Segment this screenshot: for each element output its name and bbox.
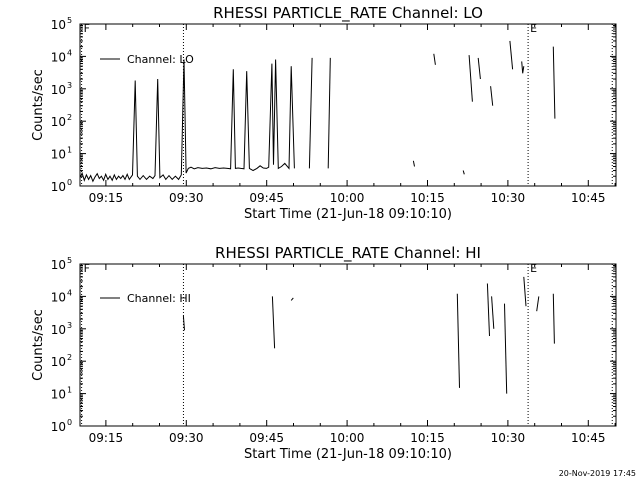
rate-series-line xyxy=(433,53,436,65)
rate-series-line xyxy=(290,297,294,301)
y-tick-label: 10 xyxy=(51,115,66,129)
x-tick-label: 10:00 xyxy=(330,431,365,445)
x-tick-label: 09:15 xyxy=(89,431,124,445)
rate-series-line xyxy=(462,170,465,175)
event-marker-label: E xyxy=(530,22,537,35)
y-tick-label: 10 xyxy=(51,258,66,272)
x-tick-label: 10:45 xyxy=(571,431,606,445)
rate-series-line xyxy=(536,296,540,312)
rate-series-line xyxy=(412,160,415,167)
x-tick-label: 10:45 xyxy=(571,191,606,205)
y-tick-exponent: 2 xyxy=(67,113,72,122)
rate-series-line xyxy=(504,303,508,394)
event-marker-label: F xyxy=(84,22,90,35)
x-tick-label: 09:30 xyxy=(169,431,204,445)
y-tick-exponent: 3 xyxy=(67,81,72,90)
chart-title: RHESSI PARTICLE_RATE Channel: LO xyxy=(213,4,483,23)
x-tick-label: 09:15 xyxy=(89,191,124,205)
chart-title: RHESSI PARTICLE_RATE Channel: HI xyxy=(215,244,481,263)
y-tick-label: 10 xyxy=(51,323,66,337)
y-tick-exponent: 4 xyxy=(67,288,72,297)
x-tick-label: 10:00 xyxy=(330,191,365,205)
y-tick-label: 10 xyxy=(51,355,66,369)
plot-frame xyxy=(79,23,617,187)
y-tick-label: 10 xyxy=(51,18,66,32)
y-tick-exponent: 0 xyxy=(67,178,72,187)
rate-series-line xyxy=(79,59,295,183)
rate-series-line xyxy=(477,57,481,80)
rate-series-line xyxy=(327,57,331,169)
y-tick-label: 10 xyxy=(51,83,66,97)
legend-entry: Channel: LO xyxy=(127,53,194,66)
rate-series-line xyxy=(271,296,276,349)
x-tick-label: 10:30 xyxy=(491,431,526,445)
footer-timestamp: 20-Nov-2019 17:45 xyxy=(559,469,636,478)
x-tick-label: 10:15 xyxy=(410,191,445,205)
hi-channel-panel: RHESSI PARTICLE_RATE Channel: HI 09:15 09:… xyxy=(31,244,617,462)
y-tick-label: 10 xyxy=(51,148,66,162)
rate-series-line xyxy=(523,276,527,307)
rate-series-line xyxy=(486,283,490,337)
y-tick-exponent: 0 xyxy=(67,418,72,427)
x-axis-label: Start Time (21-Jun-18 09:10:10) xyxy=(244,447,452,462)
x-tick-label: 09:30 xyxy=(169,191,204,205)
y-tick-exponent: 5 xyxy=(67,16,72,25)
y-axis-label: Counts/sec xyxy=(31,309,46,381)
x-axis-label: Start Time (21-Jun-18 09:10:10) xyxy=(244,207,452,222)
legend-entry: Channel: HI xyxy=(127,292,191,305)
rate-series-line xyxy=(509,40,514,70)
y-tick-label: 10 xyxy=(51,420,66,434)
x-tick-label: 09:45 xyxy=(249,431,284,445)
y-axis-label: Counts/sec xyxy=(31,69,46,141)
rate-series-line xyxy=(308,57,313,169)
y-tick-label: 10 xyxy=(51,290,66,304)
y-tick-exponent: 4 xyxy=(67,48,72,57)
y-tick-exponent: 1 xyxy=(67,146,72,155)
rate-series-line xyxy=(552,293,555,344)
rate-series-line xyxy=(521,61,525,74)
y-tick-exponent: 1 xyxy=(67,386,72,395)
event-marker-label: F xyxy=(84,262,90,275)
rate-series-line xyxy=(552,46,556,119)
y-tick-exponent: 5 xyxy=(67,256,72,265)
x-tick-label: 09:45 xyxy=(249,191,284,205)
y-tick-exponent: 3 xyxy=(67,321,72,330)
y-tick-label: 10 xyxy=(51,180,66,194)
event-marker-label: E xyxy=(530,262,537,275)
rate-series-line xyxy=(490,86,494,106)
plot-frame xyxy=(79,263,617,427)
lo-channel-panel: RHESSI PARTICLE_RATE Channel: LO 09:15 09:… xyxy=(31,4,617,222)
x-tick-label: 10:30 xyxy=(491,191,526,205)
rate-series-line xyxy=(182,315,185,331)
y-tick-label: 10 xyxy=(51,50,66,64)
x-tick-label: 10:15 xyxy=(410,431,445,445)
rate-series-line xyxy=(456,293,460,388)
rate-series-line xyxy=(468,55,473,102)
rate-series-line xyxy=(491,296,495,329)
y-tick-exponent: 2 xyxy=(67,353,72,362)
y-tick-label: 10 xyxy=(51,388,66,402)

========

Rewrite the records above, changing every "Counts/sec" to "Counts per second" and keeping everything else the same, and omit the pictures.

Segment this screenshot: for each element output its name and bbox.
rate-series-line xyxy=(433,53,436,65)
rate-series-line xyxy=(290,297,294,301)
y-tick-label: 10 xyxy=(51,115,66,129)
x-tick-label: 10:00 xyxy=(330,431,365,445)
x-tick-label: 09:15 xyxy=(89,431,124,445)
rate-series-line xyxy=(462,170,465,175)
event-marker-label: E xyxy=(530,22,537,35)
y-tick-label: 10 xyxy=(51,258,66,272)
x-tick-label: 10:45 xyxy=(571,431,606,445)
rate-series-line xyxy=(536,296,540,312)
rate-series-line xyxy=(412,160,415,167)
x-tick-label: 10:45 xyxy=(571,191,606,205)
y-tick-exponent: 2 xyxy=(67,113,72,122)
rate-series-line xyxy=(504,303,508,394)
event-marker-label: F xyxy=(84,22,90,35)
x-tick-label: 09:30 xyxy=(169,431,204,445)
y-tick-exponent: 3 xyxy=(67,81,72,90)
chart-title: RHESSI PARTICLE_RATE Channel: LO xyxy=(213,4,483,23)
x-tick-label: 09:15 xyxy=(89,191,124,205)
chart-title: RHESSI PARTICLE_RATE Channel: HI xyxy=(215,244,481,263)
y-tick-label: 10 xyxy=(51,323,66,337)
y-tick-exponent: 4 xyxy=(67,288,72,297)
x-tick-label: 10:00 xyxy=(330,191,365,205)
y-tick-label: 10 xyxy=(51,355,66,369)
plot-frame xyxy=(79,23,617,187)
y-tick-label: 10 xyxy=(51,18,66,32)
y-tick-exponent: 0 xyxy=(67,178,72,187)
rate-series-line xyxy=(79,59,295,183)
rate-series-line xyxy=(477,57,481,80)
rate-series-line xyxy=(327,57,331,169)
y-tick-label: 10 xyxy=(51,83,66,97)
legend-entry: Channel: LO xyxy=(127,53,194,66)
rate-series-line xyxy=(271,296,276,349)
x-tick-label: 10:30 xyxy=(491,431,526,445)
footer-timestamp: 20-Nov-2019 17:45 xyxy=(559,469,636,478)
x-tick-label: 10:15 xyxy=(410,191,445,205)
hi-channel-panel: RHESSI PARTICLE_RATE Channel: HI 09:15 09:… xyxy=(31,244,617,462)
y-tick-label: 10 xyxy=(51,148,66,162)
rate-series-line xyxy=(523,276,527,307)
rate-series-line xyxy=(486,283,490,337)
y-tick-exponent: 0 xyxy=(67,418,72,427)
x-axis-label: Start Time (21-Jun-18 09:10:10) xyxy=(244,447,452,462)
x-tick-label: 09:30 xyxy=(169,191,204,205)
y-tick-exponent: 5 xyxy=(67,16,72,25)
y-axis-label: Counts per second xyxy=(31,309,46,381)
x-axis-label: Start Time (21-Jun-18 09:10:10) xyxy=(244,207,452,222)
legend-entry: Channel: HI xyxy=(127,292,191,305)
rate-series-line xyxy=(509,40,514,70)
y-tick-label: 10 xyxy=(51,420,66,434)
x-tick-label: 09:45 xyxy=(249,431,284,445)
y-axis-label: Counts per second xyxy=(31,69,46,141)
rate-series-line xyxy=(308,57,313,169)
y-tick-label: 10 xyxy=(51,290,66,304)
y-tick-exponent: 4 xyxy=(67,48,72,57)
y-tick-exponent: 1 xyxy=(67,146,72,155)
rate-series-line xyxy=(552,293,555,344)
rate-series-line xyxy=(521,61,525,74)
y-tick-exponent: 1 xyxy=(67,386,72,395)
event-marker-label: F xyxy=(84,262,90,275)
rate-series-line xyxy=(552,46,556,119)
y-tick-exponent: 5 xyxy=(67,256,72,265)
x-tick-label: 09:45 xyxy=(249,191,284,205)
y-tick-exponent: 3 xyxy=(67,321,72,330)
y-tick-label: 10 xyxy=(51,180,66,194)
event-marker-label: E xyxy=(530,262,537,275)
rate-series-line xyxy=(490,86,494,106)
plot-frame xyxy=(79,263,617,427)
lo-channel-panel: RHESSI PARTICLE_RATE Channel: LO 09:15 09:… xyxy=(31,4,617,222)
x-tick-label: 10:30 xyxy=(491,191,526,205)
rate-series-line xyxy=(182,315,185,331)
y-tick-label: 10 xyxy=(51,50,66,64)
x-tick-label: 10:15 xyxy=(410,431,445,445)
rate-series-line xyxy=(456,293,460,388)
rate-series-line xyxy=(468,55,473,102)
rate-series-line xyxy=(491,296,495,329)
y-tick-exponent: 2 xyxy=(67,353,72,362)
y-tick-label: 10 xyxy=(51,388,66,402)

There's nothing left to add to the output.